Collection entries:
** begin **
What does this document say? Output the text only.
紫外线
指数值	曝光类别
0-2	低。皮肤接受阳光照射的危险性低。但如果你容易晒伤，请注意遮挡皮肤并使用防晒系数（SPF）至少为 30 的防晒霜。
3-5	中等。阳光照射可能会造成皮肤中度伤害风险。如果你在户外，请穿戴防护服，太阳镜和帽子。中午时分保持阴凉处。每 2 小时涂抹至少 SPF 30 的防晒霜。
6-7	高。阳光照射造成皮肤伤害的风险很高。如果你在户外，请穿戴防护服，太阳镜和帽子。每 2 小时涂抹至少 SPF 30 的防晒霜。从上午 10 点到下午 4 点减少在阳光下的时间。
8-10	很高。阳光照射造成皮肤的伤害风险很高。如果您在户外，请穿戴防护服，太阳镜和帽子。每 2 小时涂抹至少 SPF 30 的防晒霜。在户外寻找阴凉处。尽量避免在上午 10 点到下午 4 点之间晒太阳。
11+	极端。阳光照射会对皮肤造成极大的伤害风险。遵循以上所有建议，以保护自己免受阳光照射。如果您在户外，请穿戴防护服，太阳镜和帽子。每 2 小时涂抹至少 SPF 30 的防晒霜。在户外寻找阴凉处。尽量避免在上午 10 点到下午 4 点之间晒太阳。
** end **
- **Goal**
Give the data again, exactly as it stands.

- **Result of the task**
What does this document say? Output the text only.
紫外线
指数值	曝光类别
0-2	低。皮肤接受阳光照射的危险性低。但如果你容易晒伤，请注意遮挡皮肤并使用防晒系数（SPF）至少为 30 的防晒霜。
3-5	中等。阳光照射可能会造成皮肤中度伤害风险。如果你在户外，请穿戴防护服，太阳镜和帽子。中午时分保持阴凉处。每 2 小时涂抹至少 SPF 30 的防晒霜。
6-7	高。阳光照射造成皮肤伤害的风险很高。如果你在户外，请穿戴防护服，太阳镜和帽子。每 2 小时涂抹至少 SPF 30 的防晒霜。从上午 10 点到下午 4 点减少在阳光下的时间。
8-10	很高。阳光照射造成皮肤的伤害风险很高。如果您在户外，请穿戴防护服，太阳镜和帽子。每 2 小时涂抹至少 SPF 30 的防晒霜。在户外寻找阴凉处。尽量避免在上午 10 点到下午 4 点之间晒太阳。
11+	极端。阳光照射会对皮肤造成极大的伤害风险。遵循以上所有建议，以保护自己免受阳光照射。如果您在户外，请穿戴防护服，太阳镜和帽子。每 2 小时涂抹至少 SPF 30 的防晒霜。在户外寻找阴凉处。尽量避免在上午 10 点到下午 4 点之间晒太阳。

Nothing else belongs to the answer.